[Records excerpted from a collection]
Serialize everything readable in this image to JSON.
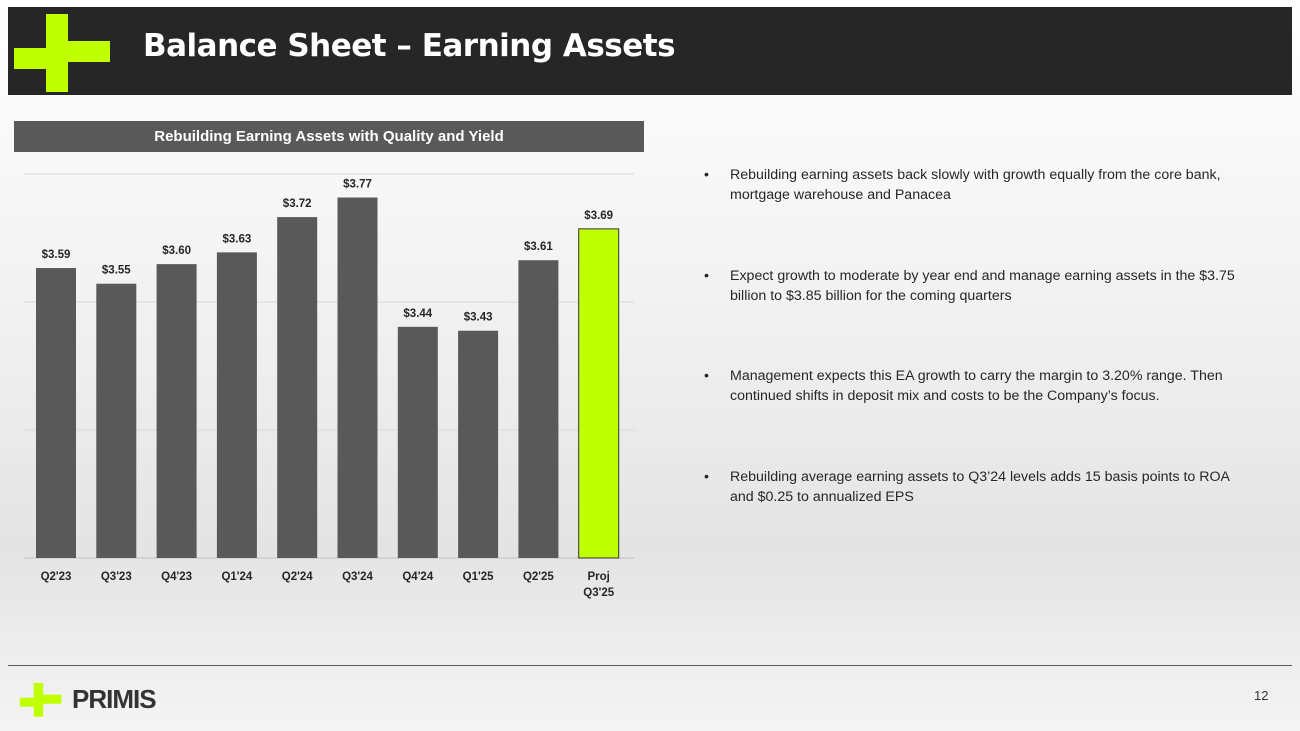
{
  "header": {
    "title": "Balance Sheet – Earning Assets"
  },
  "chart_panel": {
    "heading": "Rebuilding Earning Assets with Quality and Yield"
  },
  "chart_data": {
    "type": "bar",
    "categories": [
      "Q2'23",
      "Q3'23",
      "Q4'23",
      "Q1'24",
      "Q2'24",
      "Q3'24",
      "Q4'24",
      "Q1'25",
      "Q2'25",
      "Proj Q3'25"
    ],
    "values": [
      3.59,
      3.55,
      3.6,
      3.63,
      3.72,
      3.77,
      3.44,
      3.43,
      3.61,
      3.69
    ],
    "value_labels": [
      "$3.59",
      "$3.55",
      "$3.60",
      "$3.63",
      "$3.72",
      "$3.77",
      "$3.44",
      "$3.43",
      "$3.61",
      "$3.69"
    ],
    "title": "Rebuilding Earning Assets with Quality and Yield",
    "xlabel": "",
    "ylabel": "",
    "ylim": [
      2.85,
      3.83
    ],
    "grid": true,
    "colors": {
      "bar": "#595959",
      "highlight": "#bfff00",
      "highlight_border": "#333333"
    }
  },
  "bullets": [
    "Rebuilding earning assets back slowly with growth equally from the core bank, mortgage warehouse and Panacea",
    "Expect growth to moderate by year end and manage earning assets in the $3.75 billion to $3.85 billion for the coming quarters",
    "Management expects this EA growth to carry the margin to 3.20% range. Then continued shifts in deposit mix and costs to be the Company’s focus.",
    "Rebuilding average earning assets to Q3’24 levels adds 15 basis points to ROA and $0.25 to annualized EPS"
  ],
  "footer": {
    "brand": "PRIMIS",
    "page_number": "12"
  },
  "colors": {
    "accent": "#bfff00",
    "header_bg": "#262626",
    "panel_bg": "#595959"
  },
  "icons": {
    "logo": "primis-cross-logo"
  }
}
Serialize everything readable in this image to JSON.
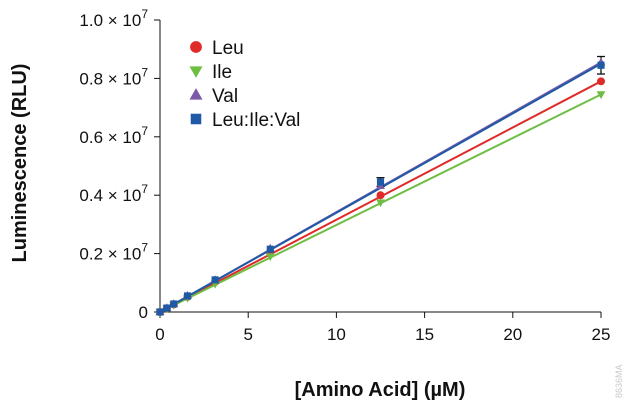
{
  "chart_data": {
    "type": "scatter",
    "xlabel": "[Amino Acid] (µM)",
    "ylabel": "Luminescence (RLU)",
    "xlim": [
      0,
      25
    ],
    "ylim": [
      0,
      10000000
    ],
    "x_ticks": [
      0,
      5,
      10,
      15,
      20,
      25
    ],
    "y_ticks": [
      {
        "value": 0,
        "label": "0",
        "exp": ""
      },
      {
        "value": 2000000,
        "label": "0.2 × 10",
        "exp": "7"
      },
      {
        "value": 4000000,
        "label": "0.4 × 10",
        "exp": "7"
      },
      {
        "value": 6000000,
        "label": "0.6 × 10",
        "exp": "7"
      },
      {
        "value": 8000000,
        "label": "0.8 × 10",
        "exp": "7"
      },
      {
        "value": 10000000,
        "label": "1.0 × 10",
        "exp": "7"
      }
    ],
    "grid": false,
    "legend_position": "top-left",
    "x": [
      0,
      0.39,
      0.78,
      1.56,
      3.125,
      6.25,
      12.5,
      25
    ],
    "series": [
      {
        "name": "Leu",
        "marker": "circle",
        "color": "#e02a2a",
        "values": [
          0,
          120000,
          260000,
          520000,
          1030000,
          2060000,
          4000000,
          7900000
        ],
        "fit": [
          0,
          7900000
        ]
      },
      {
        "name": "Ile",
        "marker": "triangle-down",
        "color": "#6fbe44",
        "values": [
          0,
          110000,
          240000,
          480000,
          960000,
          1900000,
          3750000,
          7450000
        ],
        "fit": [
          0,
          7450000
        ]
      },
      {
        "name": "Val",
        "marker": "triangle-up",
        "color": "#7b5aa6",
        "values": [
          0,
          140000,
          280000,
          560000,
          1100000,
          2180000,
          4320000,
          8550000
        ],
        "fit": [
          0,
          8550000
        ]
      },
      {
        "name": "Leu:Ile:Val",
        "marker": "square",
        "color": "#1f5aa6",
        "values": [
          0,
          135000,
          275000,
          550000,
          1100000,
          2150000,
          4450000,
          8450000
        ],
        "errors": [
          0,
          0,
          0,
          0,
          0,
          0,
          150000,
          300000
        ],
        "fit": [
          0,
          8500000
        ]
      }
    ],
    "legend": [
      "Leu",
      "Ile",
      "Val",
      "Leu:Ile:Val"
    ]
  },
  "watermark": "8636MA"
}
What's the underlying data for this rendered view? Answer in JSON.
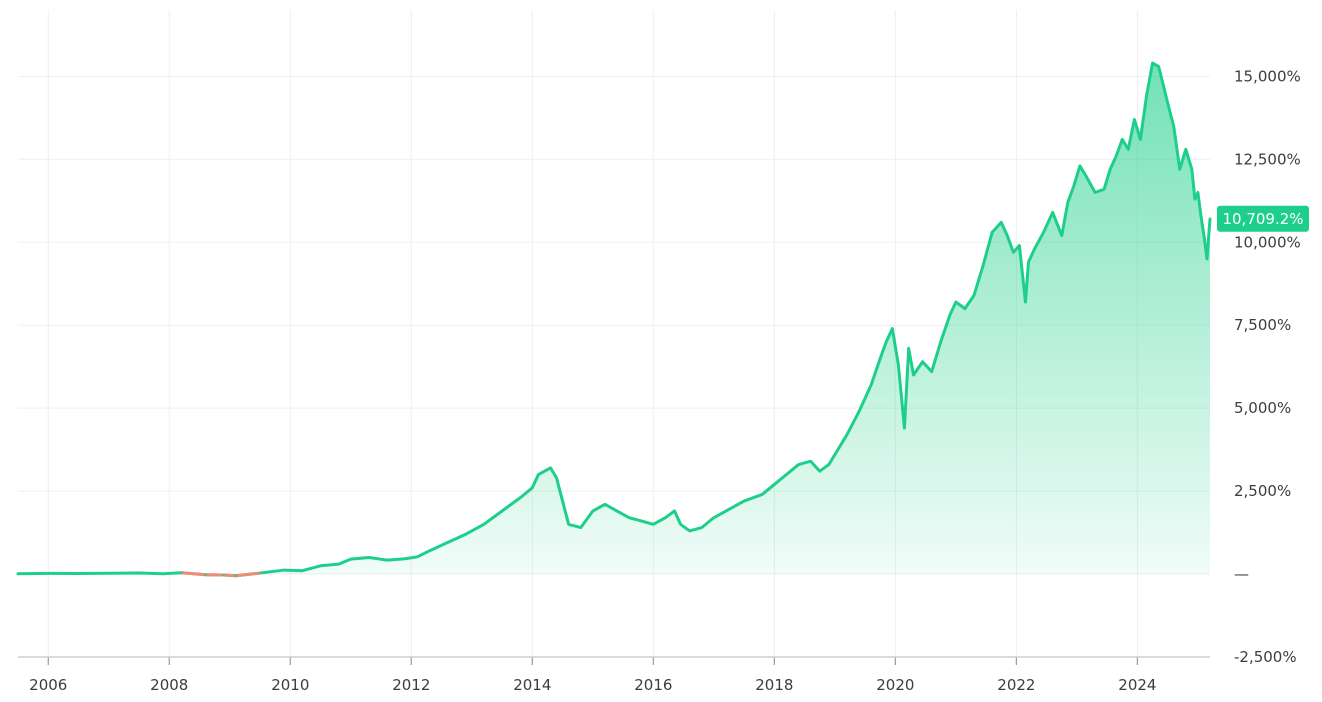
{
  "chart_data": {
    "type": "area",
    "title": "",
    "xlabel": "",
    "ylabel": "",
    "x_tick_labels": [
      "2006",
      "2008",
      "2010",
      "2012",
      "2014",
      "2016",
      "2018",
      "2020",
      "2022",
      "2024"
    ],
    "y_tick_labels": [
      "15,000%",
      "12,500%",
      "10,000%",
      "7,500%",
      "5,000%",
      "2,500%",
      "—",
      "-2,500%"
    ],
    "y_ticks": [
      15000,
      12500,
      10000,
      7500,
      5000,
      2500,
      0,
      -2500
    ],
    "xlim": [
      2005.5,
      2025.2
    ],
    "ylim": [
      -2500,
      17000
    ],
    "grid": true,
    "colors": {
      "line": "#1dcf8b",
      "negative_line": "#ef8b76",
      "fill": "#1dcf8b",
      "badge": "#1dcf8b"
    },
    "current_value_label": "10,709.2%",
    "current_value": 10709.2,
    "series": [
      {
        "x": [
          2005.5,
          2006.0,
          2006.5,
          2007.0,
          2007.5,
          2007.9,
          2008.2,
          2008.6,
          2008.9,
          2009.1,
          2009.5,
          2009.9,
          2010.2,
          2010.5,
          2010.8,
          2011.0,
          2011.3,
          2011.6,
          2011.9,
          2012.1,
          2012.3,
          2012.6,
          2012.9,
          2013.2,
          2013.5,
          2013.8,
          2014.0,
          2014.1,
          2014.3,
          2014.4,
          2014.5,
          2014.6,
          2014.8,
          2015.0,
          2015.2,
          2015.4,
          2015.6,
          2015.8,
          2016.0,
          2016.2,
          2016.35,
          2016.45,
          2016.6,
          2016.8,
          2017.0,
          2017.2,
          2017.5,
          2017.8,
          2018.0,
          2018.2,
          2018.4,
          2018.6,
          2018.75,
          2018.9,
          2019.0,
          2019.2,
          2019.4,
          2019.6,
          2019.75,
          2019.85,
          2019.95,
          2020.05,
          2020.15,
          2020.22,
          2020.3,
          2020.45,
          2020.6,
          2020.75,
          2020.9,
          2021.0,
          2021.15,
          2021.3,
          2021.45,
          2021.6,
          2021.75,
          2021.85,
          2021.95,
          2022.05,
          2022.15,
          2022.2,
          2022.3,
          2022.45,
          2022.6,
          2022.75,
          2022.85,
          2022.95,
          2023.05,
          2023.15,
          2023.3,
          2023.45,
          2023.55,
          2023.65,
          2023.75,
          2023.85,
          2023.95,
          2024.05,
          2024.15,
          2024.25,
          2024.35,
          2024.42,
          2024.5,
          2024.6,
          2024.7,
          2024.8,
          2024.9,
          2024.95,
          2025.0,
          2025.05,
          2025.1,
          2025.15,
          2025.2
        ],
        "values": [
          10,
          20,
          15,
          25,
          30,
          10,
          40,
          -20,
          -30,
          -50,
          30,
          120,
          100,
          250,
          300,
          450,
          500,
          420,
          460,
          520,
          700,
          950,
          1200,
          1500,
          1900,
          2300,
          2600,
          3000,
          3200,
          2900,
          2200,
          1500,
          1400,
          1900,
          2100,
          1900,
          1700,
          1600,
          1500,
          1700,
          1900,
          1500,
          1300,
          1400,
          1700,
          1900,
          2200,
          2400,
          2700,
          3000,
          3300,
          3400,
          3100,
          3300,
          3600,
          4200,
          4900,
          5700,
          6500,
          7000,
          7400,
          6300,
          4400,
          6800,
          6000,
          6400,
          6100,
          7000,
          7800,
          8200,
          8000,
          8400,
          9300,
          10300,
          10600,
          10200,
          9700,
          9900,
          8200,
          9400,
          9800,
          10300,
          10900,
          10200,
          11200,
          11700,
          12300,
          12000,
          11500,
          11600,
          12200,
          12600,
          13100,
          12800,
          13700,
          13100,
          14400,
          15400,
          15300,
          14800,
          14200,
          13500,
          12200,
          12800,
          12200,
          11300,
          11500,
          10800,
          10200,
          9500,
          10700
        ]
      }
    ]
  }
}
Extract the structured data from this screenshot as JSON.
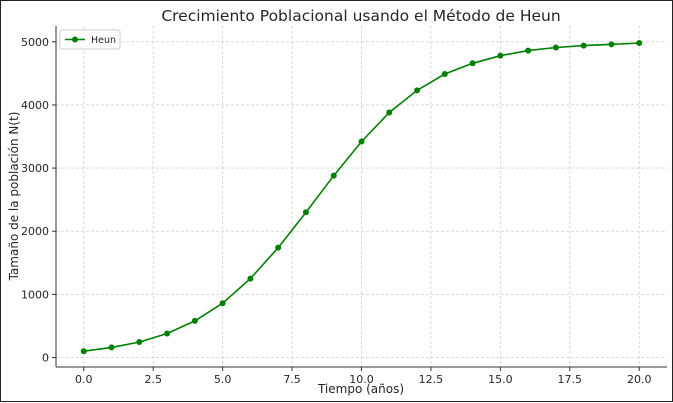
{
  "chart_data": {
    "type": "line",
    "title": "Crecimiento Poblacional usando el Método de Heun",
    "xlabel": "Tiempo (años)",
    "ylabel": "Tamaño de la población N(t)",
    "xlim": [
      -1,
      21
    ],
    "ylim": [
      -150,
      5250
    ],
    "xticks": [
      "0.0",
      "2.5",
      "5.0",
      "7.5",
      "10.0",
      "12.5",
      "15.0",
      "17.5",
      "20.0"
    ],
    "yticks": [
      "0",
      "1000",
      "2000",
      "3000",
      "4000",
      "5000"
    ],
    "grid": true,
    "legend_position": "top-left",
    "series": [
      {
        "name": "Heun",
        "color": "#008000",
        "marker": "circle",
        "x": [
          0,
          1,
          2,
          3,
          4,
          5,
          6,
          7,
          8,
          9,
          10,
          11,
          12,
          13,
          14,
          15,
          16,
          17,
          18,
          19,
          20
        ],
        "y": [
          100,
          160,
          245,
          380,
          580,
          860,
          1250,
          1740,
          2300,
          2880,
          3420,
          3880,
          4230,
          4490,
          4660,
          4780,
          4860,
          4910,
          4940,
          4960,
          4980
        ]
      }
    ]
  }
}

■ **TASK REQUIREMENTS**: Using the data above, copy each line that contains "JSON".

■ **FINAL RESULT**:
Serialize everything readable in this image to JSON.
Serialize everything readable in this image to JSON.
What's the underlying data for this rendered view? Answer in JSON.
Extract the structured data from this screenshot as JSON.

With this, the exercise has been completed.